[WORK TO COMPLETE]: Omit all images. Transcribe the rest of the material below exactly.

-----

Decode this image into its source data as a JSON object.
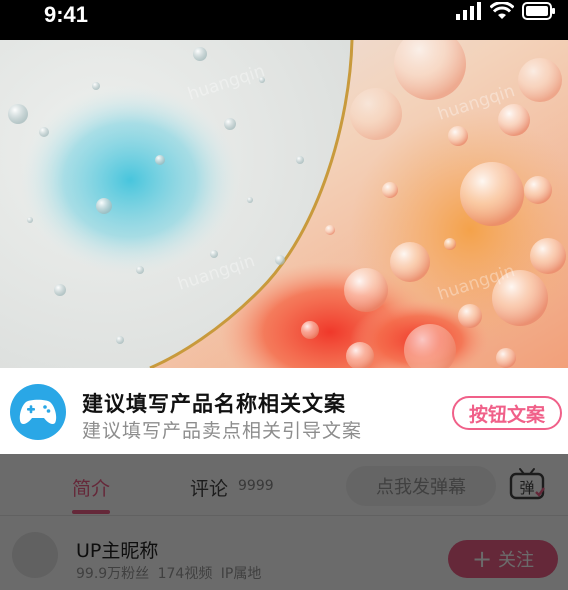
{
  "status_bar": {
    "time": "9:41"
  },
  "banner": {
    "watermark": "huangqin"
  },
  "promo": {
    "title": "建议填写产品名称相关文案",
    "subtitle": "建议填写产品卖点相关引导文案",
    "button_label": "按钮文案"
  },
  "tabs": {
    "intro_label": "简介",
    "comments_label": "评论",
    "comments_count": "9999",
    "danmaku_placeholder": "点我发弹幕",
    "danmaku_toggle_label": "弹"
  },
  "uploader": {
    "name": "UP主昵称",
    "stats": "99.9万粉丝 174视频 IP属地",
    "follow_label": "关注",
    "follow_plus": "+"
  },
  "colors": {
    "accent": "#f06089",
    "promo_icon": "#2aa7e6"
  }
}
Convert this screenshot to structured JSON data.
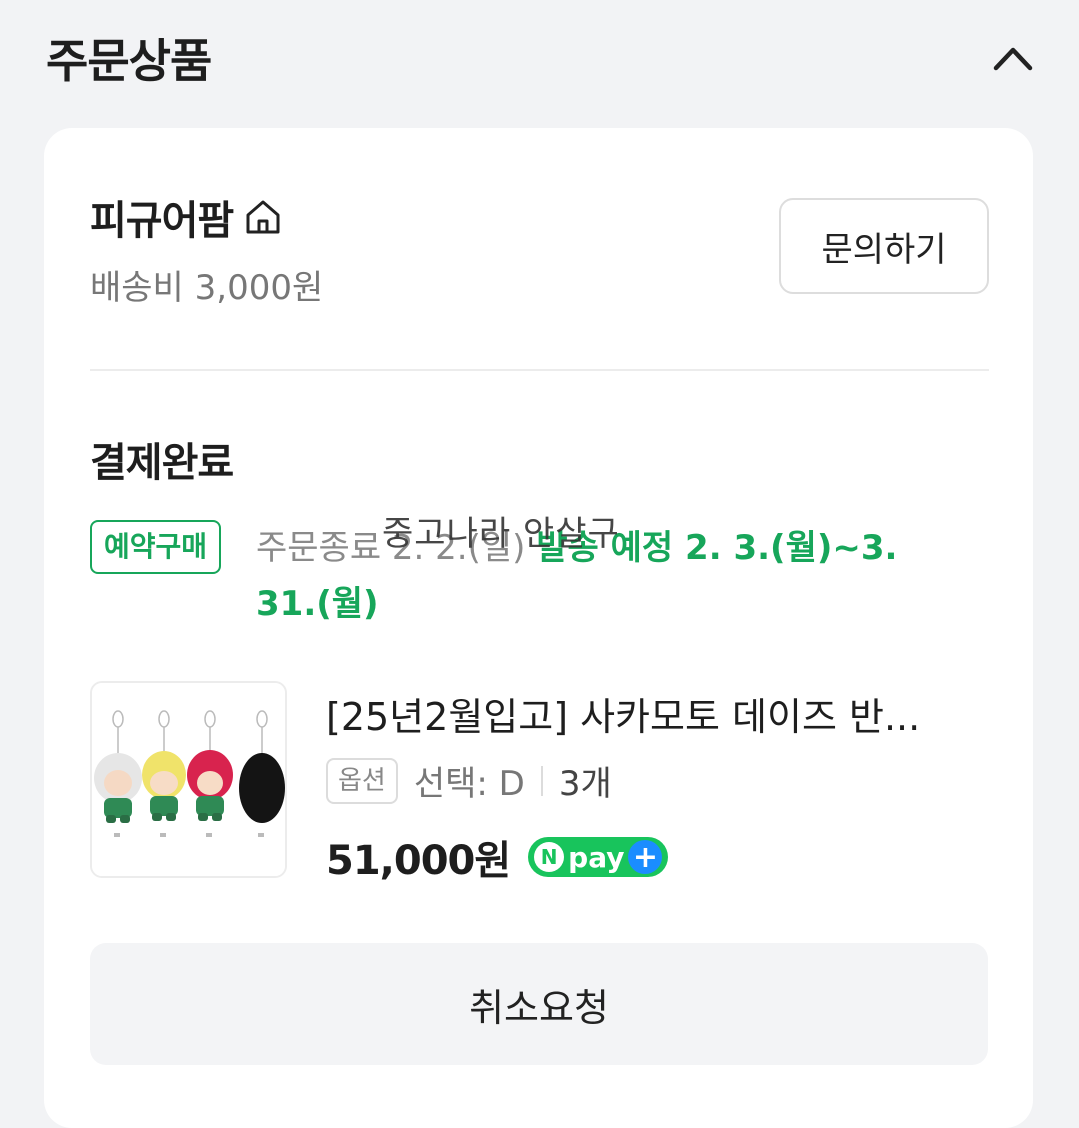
{
  "section": {
    "title": "주문상품"
  },
  "store": {
    "name": "피규어팜",
    "shipping": "배송비 3,000원",
    "inquiry_label": "문의하기"
  },
  "order": {
    "status": "결제완료",
    "badge": "예약구매",
    "order_end": "주문종료 2. 2.(일)",
    "shipping_plan": "발송 예정 2. 3.(월)~3. 31.(월)",
    "watermark": "중고나라 안살구"
  },
  "product": {
    "title": "[25년2월입고] 사카모토 데이즈 반...",
    "option_tag": "옵션",
    "option_value": "선택: D",
    "quantity": "3개",
    "price": "51,000원",
    "npay_n": "N",
    "npay_label": "pay",
    "npay_plus": "+"
  },
  "actions": {
    "cancel_label": "취소요청"
  },
  "colors": {
    "accent_green": "#17a65a",
    "npay_green": "#18c45c",
    "npay_blue": "#1a8dff"
  }
}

-----

[OUTPUT FOR THIS EXERCISE]:
Decode this image into its source data as a JSON object.
{
  "status_bar": {
    "time": "9:41"
  },
  "banner": {
    "watermark": "huangqin"
  },
  "promo": {
    "title": "建议填写产品名称相关文案",
    "subtitle": "建议填写产品卖点相关引导文案",
    "button_label": "按钮文案"
  },
  "tabs": {
    "intro_label": "简介",
    "comments_label": "评论",
    "comments_count": "9999",
    "danmaku_placeholder": "点我发弹幕",
    "danmaku_toggle_label": "弹"
  },
  "uploader": {
    "name": "UP主昵称",
    "stats": "99.9万粉丝 174视频 IP属地",
    "follow_label": "关注",
    "follow_plus": "+"
  },
  "colors": {
    "accent": "#f06089",
    "promo_icon": "#2aa7e6"
  }
}
Convert this screenshot to structured JSON data.
{
  "section": {
    "title": "주문상품"
  },
  "store": {
    "name": "피규어팜",
    "shipping": "배송비 3,000원",
    "inquiry_label": "문의하기"
  },
  "order": {
    "status": "결제완료",
    "badge": "예약구매",
    "order_end": "주문종료 2. 2.(일)",
    "shipping_plan": "발송 예정 2. 3.(월)~3. 31.(월)",
    "watermark": "중고나라 안살구"
  },
  "product": {
    "title": "[25년2월입고] 사카모토 데이즈 반...",
    "option_tag": "옵션",
    "option_value": "선택: D",
    "quantity": "3개",
    "price": "51,000원",
    "npay_n": "N",
    "npay_label": "pay",
    "npay_plus": "+"
  },
  "actions": {
    "cancel_label": "취소요청"
  },
  "colors": {
    "accent_green": "#17a65a",
    "npay_green": "#18c45c",
    "npay_blue": "#1a8dff"
  }
}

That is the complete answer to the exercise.